• ENTRIES PROVIDED:
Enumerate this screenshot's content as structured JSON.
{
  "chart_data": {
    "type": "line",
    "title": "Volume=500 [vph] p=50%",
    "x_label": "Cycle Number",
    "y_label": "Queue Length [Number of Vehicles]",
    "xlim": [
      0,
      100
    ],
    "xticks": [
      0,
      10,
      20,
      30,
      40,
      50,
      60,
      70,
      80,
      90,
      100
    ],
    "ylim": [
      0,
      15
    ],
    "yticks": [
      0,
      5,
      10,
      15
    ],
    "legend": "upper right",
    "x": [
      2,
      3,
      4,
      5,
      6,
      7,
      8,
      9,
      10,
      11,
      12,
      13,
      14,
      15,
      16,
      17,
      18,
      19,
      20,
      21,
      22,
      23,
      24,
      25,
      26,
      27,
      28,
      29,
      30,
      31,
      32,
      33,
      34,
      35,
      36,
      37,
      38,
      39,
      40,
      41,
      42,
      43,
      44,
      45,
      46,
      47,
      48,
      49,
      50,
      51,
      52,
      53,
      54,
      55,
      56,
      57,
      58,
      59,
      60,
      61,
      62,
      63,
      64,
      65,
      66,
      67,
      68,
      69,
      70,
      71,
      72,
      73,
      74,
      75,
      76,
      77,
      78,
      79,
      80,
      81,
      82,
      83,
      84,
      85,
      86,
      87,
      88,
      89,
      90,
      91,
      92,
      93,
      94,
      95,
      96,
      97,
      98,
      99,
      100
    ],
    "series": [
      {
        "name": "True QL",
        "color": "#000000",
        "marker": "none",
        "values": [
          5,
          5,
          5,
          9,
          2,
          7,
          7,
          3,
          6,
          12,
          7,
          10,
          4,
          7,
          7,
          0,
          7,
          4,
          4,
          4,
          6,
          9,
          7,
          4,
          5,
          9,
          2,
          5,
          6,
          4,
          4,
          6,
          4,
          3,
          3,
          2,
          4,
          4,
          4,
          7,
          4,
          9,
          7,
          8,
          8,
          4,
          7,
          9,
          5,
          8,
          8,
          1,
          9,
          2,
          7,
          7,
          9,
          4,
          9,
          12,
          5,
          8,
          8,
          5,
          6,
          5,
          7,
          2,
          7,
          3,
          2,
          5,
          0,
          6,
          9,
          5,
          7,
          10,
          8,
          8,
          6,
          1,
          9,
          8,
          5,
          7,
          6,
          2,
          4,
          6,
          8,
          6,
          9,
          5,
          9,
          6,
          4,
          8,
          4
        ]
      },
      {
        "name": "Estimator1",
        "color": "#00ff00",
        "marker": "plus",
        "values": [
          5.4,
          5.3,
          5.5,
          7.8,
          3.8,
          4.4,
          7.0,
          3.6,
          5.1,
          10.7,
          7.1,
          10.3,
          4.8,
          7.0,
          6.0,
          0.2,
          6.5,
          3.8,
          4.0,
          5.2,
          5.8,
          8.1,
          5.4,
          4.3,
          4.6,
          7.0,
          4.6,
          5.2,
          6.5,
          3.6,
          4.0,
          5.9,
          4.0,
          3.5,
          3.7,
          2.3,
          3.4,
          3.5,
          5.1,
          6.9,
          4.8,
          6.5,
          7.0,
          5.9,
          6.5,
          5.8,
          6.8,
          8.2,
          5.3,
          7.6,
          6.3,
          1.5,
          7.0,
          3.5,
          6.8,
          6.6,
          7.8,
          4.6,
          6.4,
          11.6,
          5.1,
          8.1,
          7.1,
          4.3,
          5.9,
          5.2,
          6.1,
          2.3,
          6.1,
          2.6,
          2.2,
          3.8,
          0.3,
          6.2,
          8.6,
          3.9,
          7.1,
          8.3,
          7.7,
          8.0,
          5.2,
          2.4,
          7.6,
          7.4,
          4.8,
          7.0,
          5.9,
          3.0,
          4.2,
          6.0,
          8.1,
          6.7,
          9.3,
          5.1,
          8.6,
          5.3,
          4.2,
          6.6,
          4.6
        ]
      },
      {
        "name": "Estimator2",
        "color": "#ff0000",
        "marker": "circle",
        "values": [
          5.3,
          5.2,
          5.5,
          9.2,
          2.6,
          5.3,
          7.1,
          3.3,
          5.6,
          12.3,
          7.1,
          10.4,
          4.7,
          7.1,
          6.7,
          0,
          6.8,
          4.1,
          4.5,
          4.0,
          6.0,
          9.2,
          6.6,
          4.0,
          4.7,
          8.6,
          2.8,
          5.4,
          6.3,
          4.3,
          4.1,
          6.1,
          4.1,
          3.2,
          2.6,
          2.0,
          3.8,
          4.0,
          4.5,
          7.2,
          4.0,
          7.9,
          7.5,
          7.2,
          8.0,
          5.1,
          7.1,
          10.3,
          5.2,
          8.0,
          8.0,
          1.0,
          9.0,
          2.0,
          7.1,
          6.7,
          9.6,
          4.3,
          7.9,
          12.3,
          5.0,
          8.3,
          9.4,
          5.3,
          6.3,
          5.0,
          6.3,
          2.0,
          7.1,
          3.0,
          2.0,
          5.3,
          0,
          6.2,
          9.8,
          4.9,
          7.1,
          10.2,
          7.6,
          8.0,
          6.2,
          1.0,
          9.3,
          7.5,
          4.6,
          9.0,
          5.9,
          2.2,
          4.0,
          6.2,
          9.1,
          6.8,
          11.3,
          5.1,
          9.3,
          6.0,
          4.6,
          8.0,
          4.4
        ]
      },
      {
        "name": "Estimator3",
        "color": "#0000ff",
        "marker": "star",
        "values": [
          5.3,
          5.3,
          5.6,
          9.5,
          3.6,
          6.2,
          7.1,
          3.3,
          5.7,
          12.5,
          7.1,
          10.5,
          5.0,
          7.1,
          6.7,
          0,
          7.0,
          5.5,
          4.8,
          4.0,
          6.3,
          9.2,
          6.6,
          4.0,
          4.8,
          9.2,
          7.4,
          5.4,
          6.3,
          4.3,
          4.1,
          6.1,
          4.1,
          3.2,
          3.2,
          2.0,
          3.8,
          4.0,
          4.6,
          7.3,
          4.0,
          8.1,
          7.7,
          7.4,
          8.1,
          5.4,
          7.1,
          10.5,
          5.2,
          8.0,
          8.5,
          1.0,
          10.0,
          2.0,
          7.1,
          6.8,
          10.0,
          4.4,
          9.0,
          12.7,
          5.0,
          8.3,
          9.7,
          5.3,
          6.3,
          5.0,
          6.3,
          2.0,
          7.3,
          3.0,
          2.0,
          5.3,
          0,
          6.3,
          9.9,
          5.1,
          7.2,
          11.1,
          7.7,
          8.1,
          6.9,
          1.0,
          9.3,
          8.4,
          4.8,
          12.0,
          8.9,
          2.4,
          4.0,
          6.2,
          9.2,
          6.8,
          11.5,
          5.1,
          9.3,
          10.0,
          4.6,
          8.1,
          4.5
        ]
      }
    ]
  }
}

• SET PROBLEM:
Return each line of the data exactly as written above.

• IN RESPONSE:
Enumerate this screenshot's content as structured JSON.
{
  "chart_data": {
    "type": "line",
    "title": "Volume=500 [vph] p=50%",
    "x_label": "Cycle Number",
    "y_label": "Queue Length [Number of Vehicles]",
    "xlim": [
      0,
      100
    ],
    "xticks": [
      0,
      10,
      20,
      30,
      40,
      50,
      60,
      70,
      80,
      90,
      100
    ],
    "ylim": [
      0,
      15
    ],
    "yticks": [
      0,
      5,
      10,
      15
    ],
    "legend": "upper right",
    "x": [
      2,
      3,
      4,
      5,
      6,
      7,
      8,
      9,
      10,
      11,
      12,
      13,
      14,
      15,
      16,
      17,
      18,
      19,
      20,
      21,
      22,
      23,
      24,
      25,
      26,
      27,
      28,
      29,
      30,
      31,
      32,
      33,
      34,
      35,
      36,
      37,
      38,
      39,
      40,
      41,
      42,
      43,
      44,
      45,
      46,
      47,
      48,
      49,
      50,
      51,
      52,
      53,
      54,
      55,
      56,
      57,
      58,
      59,
      60,
      61,
      62,
      63,
      64,
      65,
      66,
      67,
      68,
      69,
      70,
      71,
      72,
      73,
      74,
      75,
      76,
      77,
      78,
      79,
      80,
      81,
      82,
      83,
      84,
      85,
      86,
      87,
      88,
      89,
      90,
      91,
      92,
      93,
      94,
      95,
      96,
      97,
      98,
      99,
      100
    ],
    "series": [
      {
        "name": "True QL",
        "color": "#000000",
        "marker": "none",
        "values": [
          5,
          5,
          5,
          9,
          2,
          7,
          7,
          3,
          6,
          12,
          7,
          10,
          4,
          7,
          7,
          0,
          7,
          4,
          4,
          4,
          6,
          9,
          7,
          4,
          5,
          9,
          2,
          5,
          6,
          4,
          4,
          6,
          4,
          3,
          3,
          2,
          4,
          4,
          4,
          7,
          4,
          9,
          7,
          8,
          8,
          4,
          7,
          9,
          5,
          8,
          8,
          1,
          9,
          2,
          7,
          7,
          9,
          4,
          9,
          12,
          5,
          8,
          8,
          5,
          6,
          5,
          7,
          2,
          7,
          3,
          2,
          5,
          0,
          6,
          9,
          5,
          7,
          10,
          8,
          8,
          6,
          1,
          9,
          8,
          5,
          7,
          6,
          2,
          4,
          6,
          8,
          6,
          9,
          5,
          9,
          6,
          4,
          8,
          4
        ]
      },
      {
        "name": "Estimator1",
        "color": "#00ff00",
        "marker": "plus",
        "values": [
          5.4,
          5.3,
          5.5,
          7.8,
          3.8,
          4.4,
          7.0,
          3.6,
          5.1,
          10.7,
          7.1,
          10.3,
          4.8,
          7.0,
          6.0,
          0.2,
          6.5,
          3.8,
          4.0,
          5.2,
          5.8,
          8.1,
          5.4,
          4.3,
          4.6,
          7.0,
          4.6,
          5.2,
          6.5,
          3.6,
          4.0,
          5.9,
          4.0,
          3.5,
          3.7,
          2.3,
          3.4,
          3.5,
          5.1,
          6.9,
          4.8,
          6.5,
          7.0,
          5.9,
          6.5,
          5.8,
          6.8,
          8.2,
          5.3,
          7.6,
          6.3,
          1.5,
          7.0,
          3.5,
          6.8,
          6.6,
          7.8,
          4.6,
          6.4,
          11.6,
          5.1,
          8.1,
          7.1,
          4.3,
          5.9,
          5.2,
          6.1,
          2.3,
          6.1,
          2.6,
          2.2,
          3.8,
          0.3,
          6.2,
          8.6,
          3.9,
          7.1,
          8.3,
          7.7,
          8.0,
          5.2,
          2.4,
          7.6,
          7.4,
          4.8,
          7.0,
          5.9,
          3.0,
          4.2,
          6.0,
          8.1,
          6.7,
          9.3,
          5.1,
          8.6,
          5.3,
          4.2,
          6.6,
          4.6
        ]
      },
      {
        "name": "Estimator2",
        "color": "#ff0000",
        "marker": "circle",
        "values": [
          5.3,
          5.2,
          5.5,
          9.2,
          2.6,
          5.3,
          7.1,
          3.3,
          5.6,
          12.3,
          7.1,
          10.4,
          4.7,
          7.1,
          6.7,
          0,
          6.8,
          4.1,
          4.5,
          4.0,
          6.0,
          9.2,
          6.6,
          4.0,
          4.7,
          8.6,
          2.8,
          5.4,
          6.3,
          4.3,
          4.1,
          6.1,
          4.1,
          3.2,
          2.6,
          2.0,
          3.8,
          4.0,
          4.5,
          7.2,
          4.0,
          7.9,
          7.5,
          7.2,
          8.0,
          5.1,
          7.1,
          10.3,
          5.2,
          8.0,
          8.0,
          1.0,
          9.0,
          2.0,
          7.1,
          6.7,
          9.6,
          4.3,
          7.9,
          12.3,
          5.0,
          8.3,
          9.4,
          5.3,
          6.3,
          5.0,
          6.3,
          2.0,
          7.1,
          3.0,
          2.0,
          5.3,
          0,
          6.2,
          9.8,
          4.9,
          7.1,
          10.2,
          7.6,
          8.0,
          6.2,
          1.0,
          9.3,
          7.5,
          4.6,
          9.0,
          5.9,
          2.2,
          4.0,
          6.2,
          9.1,
          6.8,
          11.3,
          5.1,
          9.3,
          6.0,
          4.6,
          8.0,
          4.4
        ]
      },
      {
        "name": "Estimator3",
        "color": "#0000ff",
        "marker": "star",
        "values": [
          5.3,
          5.3,
          5.6,
          9.5,
          3.6,
          6.2,
          7.1,
          3.3,
          5.7,
          12.5,
          7.1,
          10.5,
          5.0,
          7.1,
          6.7,
          0,
          7.0,
          5.5,
          4.8,
          4.0,
          6.3,
          9.2,
          6.6,
          4.0,
          4.8,
          9.2,
          7.4,
          5.4,
          6.3,
          4.3,
          4.1,
          6.1,
          4.1,
          3.2,
          3.2,
          2.0,
          3.8,
          4.0,
          4.6,
          7.3,
          4.0,
          8.1,
          7.7,
          7.4,
          8.1,
          5.4,
          7.1,
          10.5,
          5.2,
          8.0,
          8.5,
          1.0,
          10.0,
          2.0,
          7.1,
          6.8,
          10.0,
          4.4,
          9.0,
          12.7,
          5.0,
          8.3,
          9.7,
          5.3,
          6.3,
          5.0,
          6.3,
          2.0,
          7.3,
          3.0,
          2.0,
          5.3,
          0,
          6.3,
          9.9,
          5.1,
          7.2,
          11.1,
          7.7,
          8.1,
          6.9,
          1.0,
          9.3,
          8.4,
          4.8,
          12.0,
          8.9,
          2.4,
          4.0,
          6.2,
          9.2,
          6.8,
          11.5,
          5.1,
          9.3,
          10.0,
          4.6,
          8.1,
          4.5
        ]
      }
    ]
  }
}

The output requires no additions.